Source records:
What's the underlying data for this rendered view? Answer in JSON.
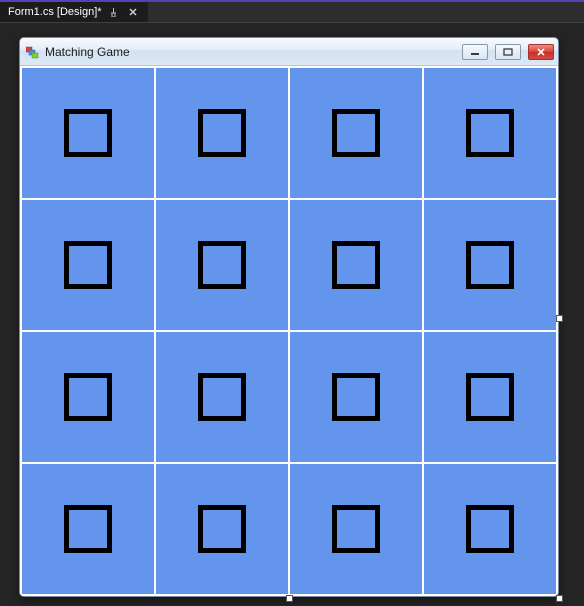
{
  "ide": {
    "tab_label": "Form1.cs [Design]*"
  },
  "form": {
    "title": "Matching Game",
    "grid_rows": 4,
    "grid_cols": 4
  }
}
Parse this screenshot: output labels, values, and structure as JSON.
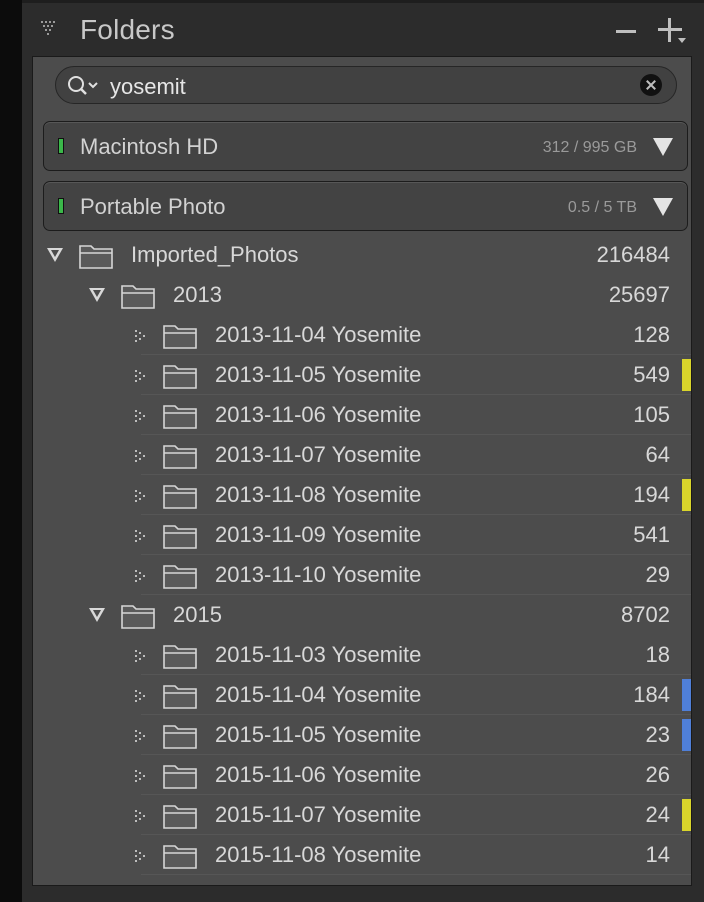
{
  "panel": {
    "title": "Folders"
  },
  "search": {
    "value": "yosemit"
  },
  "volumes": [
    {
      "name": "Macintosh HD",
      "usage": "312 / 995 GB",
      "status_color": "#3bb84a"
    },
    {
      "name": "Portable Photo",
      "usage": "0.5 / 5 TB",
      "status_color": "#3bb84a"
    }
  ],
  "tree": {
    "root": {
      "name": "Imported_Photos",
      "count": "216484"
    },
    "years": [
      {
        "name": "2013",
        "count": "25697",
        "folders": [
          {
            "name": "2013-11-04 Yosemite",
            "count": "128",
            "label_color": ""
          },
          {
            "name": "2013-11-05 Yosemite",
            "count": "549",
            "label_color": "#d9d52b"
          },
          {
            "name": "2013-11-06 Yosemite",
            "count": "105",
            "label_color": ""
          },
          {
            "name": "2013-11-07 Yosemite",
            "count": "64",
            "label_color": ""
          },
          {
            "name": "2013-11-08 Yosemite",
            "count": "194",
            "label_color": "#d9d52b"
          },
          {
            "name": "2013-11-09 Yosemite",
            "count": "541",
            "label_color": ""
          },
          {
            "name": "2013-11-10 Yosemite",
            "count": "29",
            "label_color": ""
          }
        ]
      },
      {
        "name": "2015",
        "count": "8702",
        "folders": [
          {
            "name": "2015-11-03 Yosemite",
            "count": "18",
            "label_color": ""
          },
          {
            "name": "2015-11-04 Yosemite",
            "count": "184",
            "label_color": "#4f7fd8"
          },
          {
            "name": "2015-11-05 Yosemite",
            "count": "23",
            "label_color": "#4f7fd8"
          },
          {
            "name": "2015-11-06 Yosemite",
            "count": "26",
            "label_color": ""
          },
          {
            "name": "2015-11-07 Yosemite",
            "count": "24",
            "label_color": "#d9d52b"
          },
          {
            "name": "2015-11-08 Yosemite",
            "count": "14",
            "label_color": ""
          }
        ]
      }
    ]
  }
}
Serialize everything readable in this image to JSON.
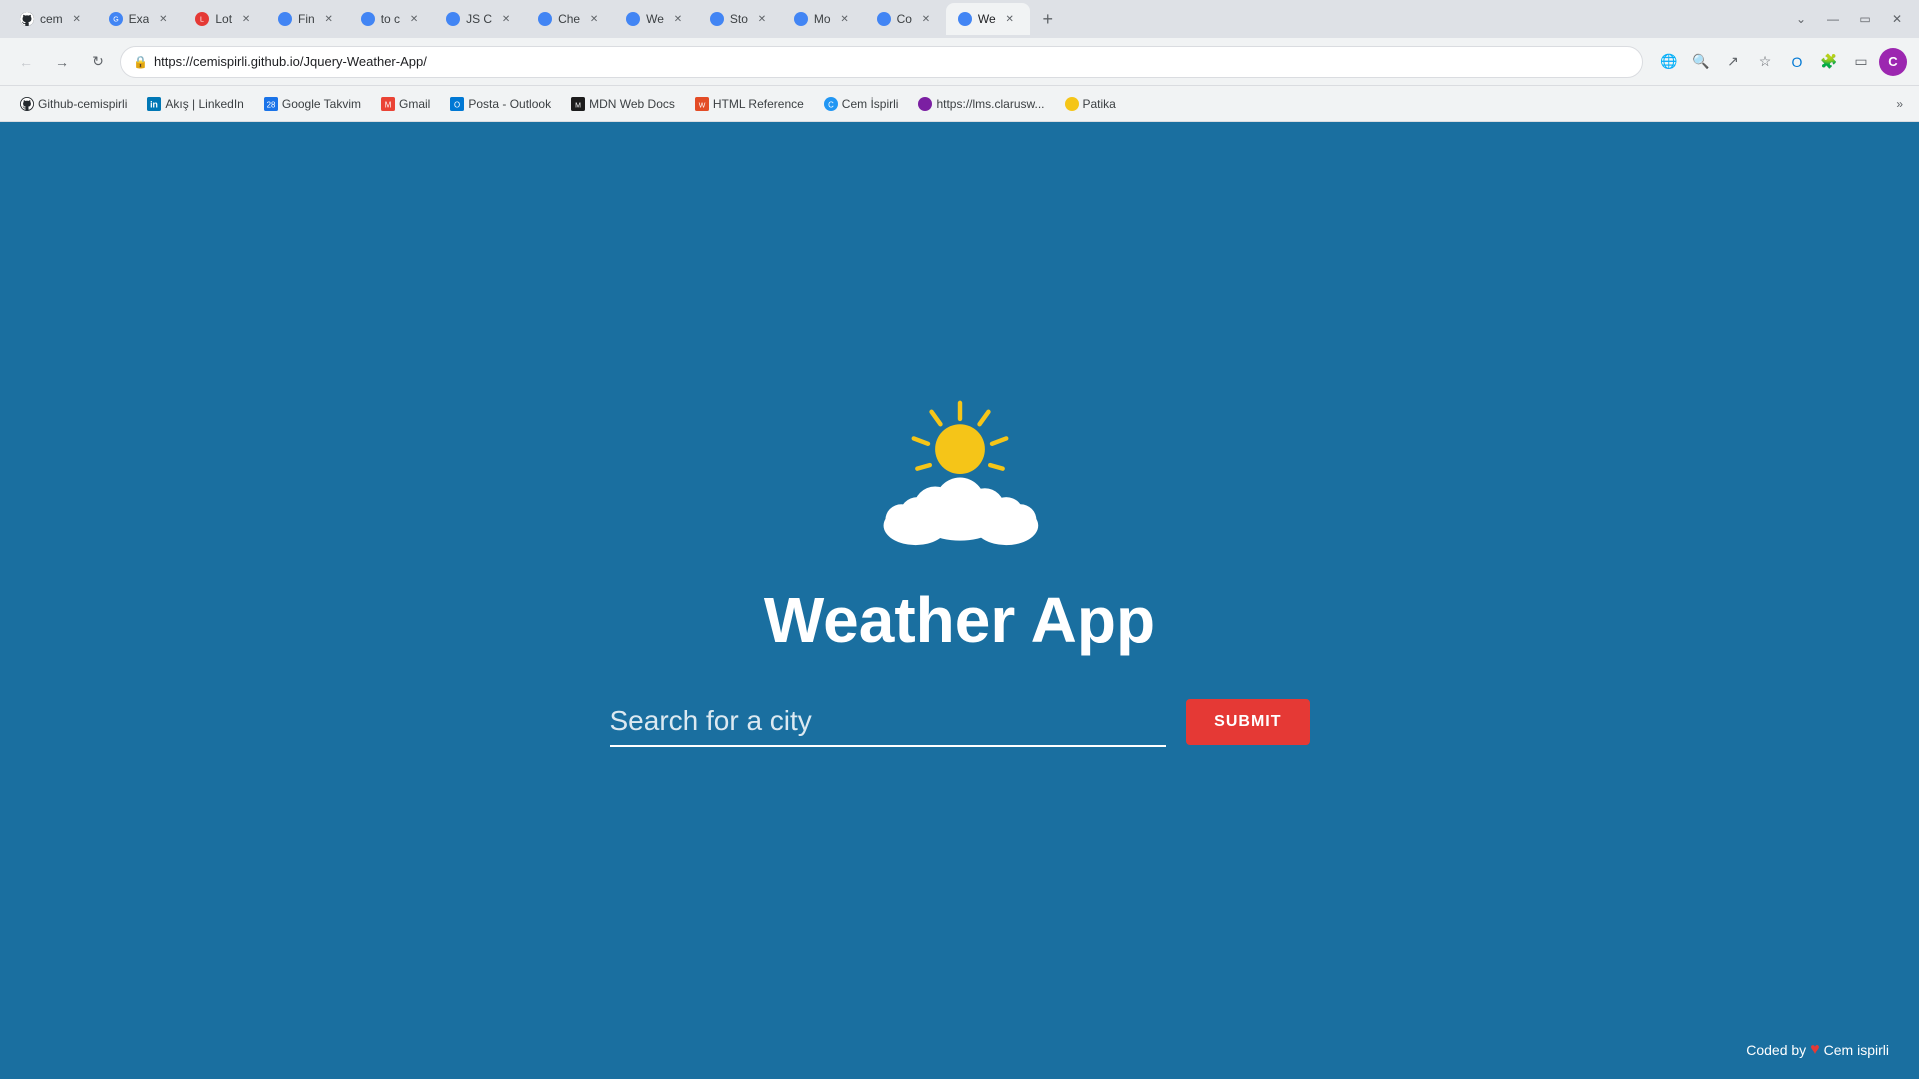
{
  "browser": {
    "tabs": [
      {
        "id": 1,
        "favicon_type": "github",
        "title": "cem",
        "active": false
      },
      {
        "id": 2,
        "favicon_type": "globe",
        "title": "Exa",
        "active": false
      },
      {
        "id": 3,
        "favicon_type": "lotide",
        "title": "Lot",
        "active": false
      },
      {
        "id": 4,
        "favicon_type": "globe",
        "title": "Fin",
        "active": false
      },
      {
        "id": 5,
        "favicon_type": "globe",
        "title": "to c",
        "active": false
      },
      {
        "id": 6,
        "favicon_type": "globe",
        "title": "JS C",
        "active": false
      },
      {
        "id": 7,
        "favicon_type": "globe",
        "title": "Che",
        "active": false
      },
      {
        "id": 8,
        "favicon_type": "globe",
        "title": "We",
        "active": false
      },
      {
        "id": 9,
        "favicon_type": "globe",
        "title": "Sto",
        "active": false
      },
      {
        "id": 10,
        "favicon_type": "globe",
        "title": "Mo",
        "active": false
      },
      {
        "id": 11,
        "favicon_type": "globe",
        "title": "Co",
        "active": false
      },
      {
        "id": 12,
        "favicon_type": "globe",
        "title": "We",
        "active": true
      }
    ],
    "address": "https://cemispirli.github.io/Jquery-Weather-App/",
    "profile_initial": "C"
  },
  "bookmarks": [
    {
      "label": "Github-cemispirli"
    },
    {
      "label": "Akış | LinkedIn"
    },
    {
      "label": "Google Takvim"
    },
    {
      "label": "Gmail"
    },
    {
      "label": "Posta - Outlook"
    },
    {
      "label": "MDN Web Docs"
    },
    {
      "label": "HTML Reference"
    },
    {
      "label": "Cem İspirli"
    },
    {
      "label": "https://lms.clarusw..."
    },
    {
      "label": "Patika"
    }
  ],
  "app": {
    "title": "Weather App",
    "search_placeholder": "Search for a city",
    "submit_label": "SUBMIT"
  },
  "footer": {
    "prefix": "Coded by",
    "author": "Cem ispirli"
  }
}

### Requirements
The records above are to be reproduced exactly; the pictures are to be left out.

### Written answer
What's the underlying data for this rendered view? Answer in JSON.
{
  "ide": {
    "tab_label": "Form1.cs [Design]*"
  },
  "form": {
    "title": "Matching Game",
    "grid_rows": 4,
    "grid_cols": 4
  }
}
Parse this screenshot: output labels, values, and structure as JSON.
{
  "panel": {
    "title": "Folders"
  },
  "search": {
    "value": "yosemit"
  },
  "volumes": [
    {
      "name": "Macintosh HD",
      "usage": "312 / 995 GB",
      "status_color": "#3bb84a"
    },
    {
      "name": "Portable Photo",
      "usage": "0.5 / 5 TB",
      "status_color": "#3bb84a"
    }
  ],
  "tree": {
    "root": {
      "name": "Imported_Photos",
      "count": "216484"
    },
    "years": [
      {
        "name": "2013",
        "count": "25697",
        "folders": [
          {
            "name": "2013-11-04 Yosemite",
            "count": "128",
            "label_color": ""
          },
          {
            "name": "2013-11-05 Yosemite",
            "count": "549",
            "label_color": "#d9d52b"
          },
          {
            "name": "2013-11-06 Yosemite",
            "count": "105",
            "label_color": ""
          },
          {
            "name": "2013-11-07 Yosemite",
            "count": "64",
            "label_color": ""
          },
          {
            "name": "2013-11-08 Yosemite",
            "count": "194",
            "label_color": "#d9d52b"
          },
          {
            "name": "2013-11-09 Yosemite",
            "count": "541",
            "label_color": ""
          },
          {
            "name": "2013-11-10 Yosemite",
            "count": "29",
            "label_color": ""
          }
        ]
      },
      {
        "name": "2015",
        "count": "8702",
        "folders": [
          {
            "name": "2015-11-03 Yosemite",
            "count": "18",
            "label_color": ""
          },
          {
            "name": "2015-11-04 Yosemite",
            "count": "184",
            "label_color": "#4f7fd8"
          },
          {
            "name": "2015-11-05 Yosemite",
            "count": "23",
            "label_color": "#4f7fd8"
          },
          {
            "name": "2015-11-06 Yosemite",
            "count": "26",
            "label_color": ""
          },
          {
            "name": "2015-11-07 Yosemite",
            "count": "24",
            "label_color": "#d9d52b"
          },
          {
            "name": "2015-11-08 Yosemite",
            "count": "14",
            "label_color": ""
          }
        ]
      }
    ]
  }
}
Serialize everything readable in this image to JSON.
{
  "browser": {
    "tabs": [
      {
        "id": 1,
        "favicon_type": "github",
        "title": "cem",
        "active": false
      },
      {
        "id": 2,
        "favicon_type": "globe",
        "title": "Exa",
        "active": false
      },
      {
        "id": 3,
        "favicon_type": "lotide",
        "title": "Lot",
        "active": false
      },
      {
        "id": 4,
        "favicon_type": "globe",
        "title": "Fin",
        "active": false
      },
      {
        "id": 5,
        "favicon_type": "globe",
        "title": "to c",
        "active": false
      },
      {
        "id": 6,
        "favicon_type": "globe",
        "title": "JS C",
        "active": false
      },
      {
        "id": 7,
        "favicon_type": "globe",
        "title": "Che",
        "active": false
      },
      {
        "id": 8,
        "favicon_type": "globe",
        "title": "We",
        "active": false
      },
      {
        "id": 9,
        "favicon_type": "globe",
        "title": "Sto",
        "active": false
      },
      {
        "id": 10,
        "favicon_type": "globe",
        "title": "Mo",
        "active": false
      },
      {
        "id": 11,
        "favicon_type": "globe",
        "title": "Co",
        "active": false
      },
      {
        "id": 12,
        "favicon_type": "globe",
        "title": "We",
        "active": true
      }
    ],
    "address": "https://cemispirli.github.io/Jquery-Weather-App/",
    "profile_initial": "C"
  },
  "bookmarks": [
    {
      "label": "Github-cemispirli"
    },
    {
      "label": "Akış | LinkedIn"
    },
    {
      "label": "Google Takvim"
    },
    {
      "label": "Gmail"
    },
    {
      "label": "Posta - Outlook"
    },
    {
      "label": "MDN Web Docs"
    },
    {
      "label": "HTML Reference"
    },
    {
      "label": "Cem İspirli"
    },
    {
      "label": "https://lms.clarusw..."
    },
    {
      "label": "Patika"
    }
  ],
  "app": {
    "title": "Weather App",
    "search_placeholder": "Search for a city",
    "submit_label": "SUBMIT"
  },
  "footer": {
    "prefix": "Coded by",
    "author": "Cem ispirli"
  }
}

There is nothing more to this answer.